What is being asked:
The records below are split into lines. How many of those lines contain the string "title"? Reply with the number only.

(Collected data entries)
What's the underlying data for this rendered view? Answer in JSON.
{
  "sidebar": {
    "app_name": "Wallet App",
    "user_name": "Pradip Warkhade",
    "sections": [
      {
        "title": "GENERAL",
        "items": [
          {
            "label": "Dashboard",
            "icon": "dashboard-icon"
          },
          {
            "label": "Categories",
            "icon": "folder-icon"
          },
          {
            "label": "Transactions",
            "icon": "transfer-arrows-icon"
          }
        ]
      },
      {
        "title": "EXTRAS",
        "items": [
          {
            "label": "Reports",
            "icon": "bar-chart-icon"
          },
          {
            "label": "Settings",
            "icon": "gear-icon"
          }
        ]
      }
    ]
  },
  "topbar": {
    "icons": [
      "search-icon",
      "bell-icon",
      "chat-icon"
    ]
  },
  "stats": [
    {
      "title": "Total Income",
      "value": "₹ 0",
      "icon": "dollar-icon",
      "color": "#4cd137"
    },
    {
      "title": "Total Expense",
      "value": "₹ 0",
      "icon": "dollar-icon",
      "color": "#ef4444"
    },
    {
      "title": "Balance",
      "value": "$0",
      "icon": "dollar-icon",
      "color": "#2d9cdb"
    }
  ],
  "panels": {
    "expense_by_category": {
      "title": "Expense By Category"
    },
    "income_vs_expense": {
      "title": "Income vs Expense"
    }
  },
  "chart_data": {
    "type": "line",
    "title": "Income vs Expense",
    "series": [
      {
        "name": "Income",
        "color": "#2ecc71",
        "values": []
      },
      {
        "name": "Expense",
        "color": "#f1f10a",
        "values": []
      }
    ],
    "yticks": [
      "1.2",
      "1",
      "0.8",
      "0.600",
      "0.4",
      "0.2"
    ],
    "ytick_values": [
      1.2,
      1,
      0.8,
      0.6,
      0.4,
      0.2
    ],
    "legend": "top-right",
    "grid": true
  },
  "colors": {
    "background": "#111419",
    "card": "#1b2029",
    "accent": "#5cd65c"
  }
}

Result of the task:
8